(Figure content listings)
+===+

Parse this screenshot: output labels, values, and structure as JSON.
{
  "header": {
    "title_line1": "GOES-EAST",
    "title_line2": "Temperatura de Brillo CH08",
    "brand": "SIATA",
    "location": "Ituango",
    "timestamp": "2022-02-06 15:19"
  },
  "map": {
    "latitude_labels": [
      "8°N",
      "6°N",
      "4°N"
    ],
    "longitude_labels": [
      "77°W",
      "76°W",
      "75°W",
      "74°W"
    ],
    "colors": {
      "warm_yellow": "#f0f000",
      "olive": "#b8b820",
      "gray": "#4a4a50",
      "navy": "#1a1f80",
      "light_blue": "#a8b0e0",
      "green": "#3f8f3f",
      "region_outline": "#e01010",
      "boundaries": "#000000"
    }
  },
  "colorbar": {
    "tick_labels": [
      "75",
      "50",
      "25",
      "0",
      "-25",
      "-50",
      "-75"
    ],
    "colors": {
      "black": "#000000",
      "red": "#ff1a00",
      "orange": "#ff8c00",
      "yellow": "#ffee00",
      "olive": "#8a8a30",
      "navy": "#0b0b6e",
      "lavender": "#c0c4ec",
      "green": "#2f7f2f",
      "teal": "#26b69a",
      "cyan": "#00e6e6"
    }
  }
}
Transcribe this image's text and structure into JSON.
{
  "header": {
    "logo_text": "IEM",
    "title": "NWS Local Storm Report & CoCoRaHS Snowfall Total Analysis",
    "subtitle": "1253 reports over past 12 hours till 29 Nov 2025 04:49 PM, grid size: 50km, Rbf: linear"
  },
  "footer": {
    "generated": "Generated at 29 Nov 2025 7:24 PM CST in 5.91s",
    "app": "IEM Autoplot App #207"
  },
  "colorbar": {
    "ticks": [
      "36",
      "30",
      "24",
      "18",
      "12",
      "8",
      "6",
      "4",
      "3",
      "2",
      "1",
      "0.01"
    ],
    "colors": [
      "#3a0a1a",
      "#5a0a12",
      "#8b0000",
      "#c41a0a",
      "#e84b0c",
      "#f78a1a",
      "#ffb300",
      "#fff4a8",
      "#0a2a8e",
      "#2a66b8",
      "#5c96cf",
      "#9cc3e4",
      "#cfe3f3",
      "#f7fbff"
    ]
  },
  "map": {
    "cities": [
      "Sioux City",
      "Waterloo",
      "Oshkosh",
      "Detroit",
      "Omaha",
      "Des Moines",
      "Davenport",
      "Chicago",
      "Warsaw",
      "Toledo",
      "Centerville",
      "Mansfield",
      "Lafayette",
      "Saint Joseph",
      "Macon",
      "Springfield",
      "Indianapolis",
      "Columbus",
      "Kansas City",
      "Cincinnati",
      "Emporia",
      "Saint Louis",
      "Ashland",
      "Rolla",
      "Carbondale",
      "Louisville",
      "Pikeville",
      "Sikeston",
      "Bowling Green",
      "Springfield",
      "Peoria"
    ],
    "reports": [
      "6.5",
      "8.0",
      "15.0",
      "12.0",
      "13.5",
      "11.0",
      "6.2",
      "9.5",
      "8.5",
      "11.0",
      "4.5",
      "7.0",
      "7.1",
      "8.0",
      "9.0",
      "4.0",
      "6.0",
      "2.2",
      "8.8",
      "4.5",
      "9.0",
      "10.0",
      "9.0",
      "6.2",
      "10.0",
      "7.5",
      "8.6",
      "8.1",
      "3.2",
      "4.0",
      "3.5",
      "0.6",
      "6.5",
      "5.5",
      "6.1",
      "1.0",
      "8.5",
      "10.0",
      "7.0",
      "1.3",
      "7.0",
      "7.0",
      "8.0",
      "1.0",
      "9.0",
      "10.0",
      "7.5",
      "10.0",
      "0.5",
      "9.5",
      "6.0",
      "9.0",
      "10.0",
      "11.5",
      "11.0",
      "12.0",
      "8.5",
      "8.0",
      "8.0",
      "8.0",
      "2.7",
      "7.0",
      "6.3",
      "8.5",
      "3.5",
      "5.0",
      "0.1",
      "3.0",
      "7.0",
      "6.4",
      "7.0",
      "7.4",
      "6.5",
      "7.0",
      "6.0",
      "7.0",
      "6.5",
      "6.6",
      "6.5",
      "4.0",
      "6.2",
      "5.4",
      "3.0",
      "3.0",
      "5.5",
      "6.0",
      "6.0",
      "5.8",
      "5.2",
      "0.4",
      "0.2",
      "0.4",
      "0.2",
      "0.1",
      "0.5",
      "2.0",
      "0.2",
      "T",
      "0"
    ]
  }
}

+===+

Copy out every line from the material above in which the word "structure" appears.

Parse this screenshot: output labels, values, and structure as JSON.
Transcribe this image's text and structure into JSON.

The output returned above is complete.